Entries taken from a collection
• • •
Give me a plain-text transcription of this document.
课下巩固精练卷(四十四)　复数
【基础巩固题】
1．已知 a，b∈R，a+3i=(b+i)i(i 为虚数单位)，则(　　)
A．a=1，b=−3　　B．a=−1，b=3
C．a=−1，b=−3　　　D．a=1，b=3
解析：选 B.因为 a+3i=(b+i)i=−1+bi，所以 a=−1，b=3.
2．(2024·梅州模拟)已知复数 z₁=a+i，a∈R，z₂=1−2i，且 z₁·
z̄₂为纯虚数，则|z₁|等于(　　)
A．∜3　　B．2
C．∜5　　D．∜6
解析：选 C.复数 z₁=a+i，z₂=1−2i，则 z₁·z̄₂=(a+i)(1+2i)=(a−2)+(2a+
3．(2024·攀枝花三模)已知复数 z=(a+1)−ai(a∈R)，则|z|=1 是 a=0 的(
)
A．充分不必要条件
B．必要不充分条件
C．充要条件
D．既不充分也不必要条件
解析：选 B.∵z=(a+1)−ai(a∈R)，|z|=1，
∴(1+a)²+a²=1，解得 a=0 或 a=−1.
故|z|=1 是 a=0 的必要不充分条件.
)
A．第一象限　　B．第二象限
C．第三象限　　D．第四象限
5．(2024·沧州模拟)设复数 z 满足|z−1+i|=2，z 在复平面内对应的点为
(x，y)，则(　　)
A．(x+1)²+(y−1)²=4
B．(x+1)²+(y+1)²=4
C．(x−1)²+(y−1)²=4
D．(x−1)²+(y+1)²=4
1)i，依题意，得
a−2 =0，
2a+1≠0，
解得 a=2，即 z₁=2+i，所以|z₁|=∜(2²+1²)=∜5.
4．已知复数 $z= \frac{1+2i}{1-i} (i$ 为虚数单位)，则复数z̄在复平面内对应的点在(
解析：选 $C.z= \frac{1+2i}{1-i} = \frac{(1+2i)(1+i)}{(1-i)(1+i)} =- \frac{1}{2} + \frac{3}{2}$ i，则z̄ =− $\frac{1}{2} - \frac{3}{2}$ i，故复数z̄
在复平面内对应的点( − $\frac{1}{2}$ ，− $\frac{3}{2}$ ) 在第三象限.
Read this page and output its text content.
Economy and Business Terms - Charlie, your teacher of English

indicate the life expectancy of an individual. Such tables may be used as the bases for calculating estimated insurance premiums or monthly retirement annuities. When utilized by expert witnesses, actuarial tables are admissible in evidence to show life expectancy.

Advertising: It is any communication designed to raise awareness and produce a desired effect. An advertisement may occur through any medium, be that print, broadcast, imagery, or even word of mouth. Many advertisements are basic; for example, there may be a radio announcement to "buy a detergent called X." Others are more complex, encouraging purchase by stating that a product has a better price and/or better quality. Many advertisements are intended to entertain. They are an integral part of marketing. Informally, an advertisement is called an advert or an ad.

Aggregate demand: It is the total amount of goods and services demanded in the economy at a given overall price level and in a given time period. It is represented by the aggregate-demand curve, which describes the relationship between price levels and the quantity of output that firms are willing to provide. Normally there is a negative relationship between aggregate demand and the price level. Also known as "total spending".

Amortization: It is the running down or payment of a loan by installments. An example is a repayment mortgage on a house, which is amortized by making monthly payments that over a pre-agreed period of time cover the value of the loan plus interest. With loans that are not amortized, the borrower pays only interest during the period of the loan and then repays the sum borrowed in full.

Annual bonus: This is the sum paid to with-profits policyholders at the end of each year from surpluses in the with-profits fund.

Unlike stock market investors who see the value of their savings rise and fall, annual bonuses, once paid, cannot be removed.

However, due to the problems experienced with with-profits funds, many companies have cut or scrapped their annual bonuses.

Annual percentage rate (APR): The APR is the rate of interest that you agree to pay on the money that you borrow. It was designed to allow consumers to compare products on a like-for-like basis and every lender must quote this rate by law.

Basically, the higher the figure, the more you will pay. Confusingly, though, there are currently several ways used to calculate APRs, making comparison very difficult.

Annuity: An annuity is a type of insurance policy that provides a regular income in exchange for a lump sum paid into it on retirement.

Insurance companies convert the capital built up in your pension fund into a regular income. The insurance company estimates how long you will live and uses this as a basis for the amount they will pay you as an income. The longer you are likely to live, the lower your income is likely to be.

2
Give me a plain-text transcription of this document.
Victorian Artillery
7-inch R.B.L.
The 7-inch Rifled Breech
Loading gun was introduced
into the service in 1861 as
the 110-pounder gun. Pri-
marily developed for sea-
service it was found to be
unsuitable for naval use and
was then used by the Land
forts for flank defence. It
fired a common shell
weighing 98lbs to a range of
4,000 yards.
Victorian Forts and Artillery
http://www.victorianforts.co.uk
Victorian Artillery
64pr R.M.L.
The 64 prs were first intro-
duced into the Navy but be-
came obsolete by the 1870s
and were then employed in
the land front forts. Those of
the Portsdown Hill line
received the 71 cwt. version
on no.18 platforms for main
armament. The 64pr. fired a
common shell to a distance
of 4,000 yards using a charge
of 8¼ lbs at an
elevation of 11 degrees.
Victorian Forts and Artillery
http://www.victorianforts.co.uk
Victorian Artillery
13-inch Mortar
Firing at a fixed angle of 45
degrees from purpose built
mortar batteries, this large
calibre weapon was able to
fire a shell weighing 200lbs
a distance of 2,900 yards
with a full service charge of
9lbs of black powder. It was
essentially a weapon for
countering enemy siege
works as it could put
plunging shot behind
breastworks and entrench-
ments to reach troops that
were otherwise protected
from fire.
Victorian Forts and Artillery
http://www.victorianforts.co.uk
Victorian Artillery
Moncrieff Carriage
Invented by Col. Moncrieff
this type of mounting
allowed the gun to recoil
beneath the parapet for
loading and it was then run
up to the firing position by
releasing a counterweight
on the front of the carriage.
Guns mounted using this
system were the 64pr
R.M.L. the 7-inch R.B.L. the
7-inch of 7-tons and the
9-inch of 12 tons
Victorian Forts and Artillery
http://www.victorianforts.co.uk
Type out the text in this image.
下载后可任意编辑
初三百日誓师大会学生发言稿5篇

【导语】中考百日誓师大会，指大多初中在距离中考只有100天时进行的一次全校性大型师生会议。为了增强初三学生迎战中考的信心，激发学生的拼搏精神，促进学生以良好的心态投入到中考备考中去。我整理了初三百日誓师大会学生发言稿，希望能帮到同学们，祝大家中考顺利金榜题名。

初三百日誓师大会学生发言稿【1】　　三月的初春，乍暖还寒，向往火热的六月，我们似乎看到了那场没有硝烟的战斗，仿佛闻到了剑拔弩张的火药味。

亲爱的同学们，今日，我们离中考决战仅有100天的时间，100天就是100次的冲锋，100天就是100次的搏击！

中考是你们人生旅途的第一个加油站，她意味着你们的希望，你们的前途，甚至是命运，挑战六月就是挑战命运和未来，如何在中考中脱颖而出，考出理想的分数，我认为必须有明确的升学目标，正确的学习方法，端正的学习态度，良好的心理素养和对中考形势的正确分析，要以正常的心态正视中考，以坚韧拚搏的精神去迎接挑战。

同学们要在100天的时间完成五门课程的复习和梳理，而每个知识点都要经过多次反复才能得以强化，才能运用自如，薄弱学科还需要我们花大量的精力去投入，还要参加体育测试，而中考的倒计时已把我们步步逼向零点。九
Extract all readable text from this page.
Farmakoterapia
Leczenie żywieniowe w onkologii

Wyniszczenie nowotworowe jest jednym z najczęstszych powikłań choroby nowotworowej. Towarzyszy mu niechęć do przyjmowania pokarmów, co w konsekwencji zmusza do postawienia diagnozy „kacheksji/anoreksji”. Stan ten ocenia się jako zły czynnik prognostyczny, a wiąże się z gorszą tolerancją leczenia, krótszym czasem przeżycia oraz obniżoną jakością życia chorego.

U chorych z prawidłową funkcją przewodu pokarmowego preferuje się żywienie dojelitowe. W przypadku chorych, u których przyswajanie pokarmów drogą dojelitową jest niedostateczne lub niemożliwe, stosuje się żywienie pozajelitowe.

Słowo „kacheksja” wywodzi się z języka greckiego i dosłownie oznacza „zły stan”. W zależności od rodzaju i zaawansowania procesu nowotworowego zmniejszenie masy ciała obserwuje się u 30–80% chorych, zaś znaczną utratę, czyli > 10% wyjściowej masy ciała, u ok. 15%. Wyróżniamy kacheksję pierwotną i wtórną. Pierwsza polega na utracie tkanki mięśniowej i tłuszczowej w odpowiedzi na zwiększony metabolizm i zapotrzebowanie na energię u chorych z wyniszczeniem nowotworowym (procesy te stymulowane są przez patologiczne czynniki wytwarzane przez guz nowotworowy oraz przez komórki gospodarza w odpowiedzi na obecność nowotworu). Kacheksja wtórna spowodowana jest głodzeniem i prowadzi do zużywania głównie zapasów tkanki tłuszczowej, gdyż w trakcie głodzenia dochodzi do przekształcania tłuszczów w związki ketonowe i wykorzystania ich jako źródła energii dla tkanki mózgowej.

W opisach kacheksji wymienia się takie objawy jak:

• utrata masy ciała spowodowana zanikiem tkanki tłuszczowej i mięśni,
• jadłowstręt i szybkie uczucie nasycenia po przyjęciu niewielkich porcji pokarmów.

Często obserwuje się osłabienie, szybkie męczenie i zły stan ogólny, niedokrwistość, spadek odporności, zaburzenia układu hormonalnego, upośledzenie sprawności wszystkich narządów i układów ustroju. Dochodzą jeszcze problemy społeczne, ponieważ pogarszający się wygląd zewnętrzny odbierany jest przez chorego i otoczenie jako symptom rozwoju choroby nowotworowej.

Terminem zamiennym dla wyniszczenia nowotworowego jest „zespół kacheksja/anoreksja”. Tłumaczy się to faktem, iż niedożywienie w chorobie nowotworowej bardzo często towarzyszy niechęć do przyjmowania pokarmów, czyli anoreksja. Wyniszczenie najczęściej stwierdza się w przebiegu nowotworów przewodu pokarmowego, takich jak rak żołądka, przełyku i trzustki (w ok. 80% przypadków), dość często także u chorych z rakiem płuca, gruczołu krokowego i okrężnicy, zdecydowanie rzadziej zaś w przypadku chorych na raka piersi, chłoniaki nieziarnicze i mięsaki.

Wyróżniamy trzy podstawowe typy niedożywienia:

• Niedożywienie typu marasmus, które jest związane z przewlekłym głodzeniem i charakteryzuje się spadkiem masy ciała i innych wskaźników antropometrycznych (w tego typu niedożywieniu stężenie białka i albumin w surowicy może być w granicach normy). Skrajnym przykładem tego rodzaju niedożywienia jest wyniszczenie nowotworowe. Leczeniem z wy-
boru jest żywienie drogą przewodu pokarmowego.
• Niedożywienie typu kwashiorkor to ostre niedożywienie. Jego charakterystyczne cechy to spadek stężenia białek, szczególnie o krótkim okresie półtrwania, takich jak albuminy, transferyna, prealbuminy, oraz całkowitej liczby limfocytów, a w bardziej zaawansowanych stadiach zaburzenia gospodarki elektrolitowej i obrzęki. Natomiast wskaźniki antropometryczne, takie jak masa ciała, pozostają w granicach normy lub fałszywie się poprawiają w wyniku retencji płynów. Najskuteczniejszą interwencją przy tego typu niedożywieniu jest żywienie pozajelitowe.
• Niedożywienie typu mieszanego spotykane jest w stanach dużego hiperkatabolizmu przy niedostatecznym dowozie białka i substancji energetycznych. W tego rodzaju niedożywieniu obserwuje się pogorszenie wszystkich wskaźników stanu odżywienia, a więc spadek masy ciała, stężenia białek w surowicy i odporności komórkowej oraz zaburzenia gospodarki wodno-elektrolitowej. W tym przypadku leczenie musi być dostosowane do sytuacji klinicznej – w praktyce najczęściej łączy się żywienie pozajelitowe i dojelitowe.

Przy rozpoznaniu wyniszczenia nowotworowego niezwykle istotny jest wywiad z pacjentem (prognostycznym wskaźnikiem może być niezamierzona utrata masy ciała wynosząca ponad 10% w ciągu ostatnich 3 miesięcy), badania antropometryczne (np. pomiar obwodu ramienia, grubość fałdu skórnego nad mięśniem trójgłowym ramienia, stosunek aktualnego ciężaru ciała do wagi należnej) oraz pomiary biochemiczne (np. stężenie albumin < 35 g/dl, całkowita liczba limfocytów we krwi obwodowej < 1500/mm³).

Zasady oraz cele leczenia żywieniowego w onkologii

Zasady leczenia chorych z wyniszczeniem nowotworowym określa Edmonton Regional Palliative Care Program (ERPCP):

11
• • •
• _WHAT YOU NEED TO DO_: Among the entries above, how many lines hold the word "more"? Reply with only that number.

• _FULL OUTPUT_: 2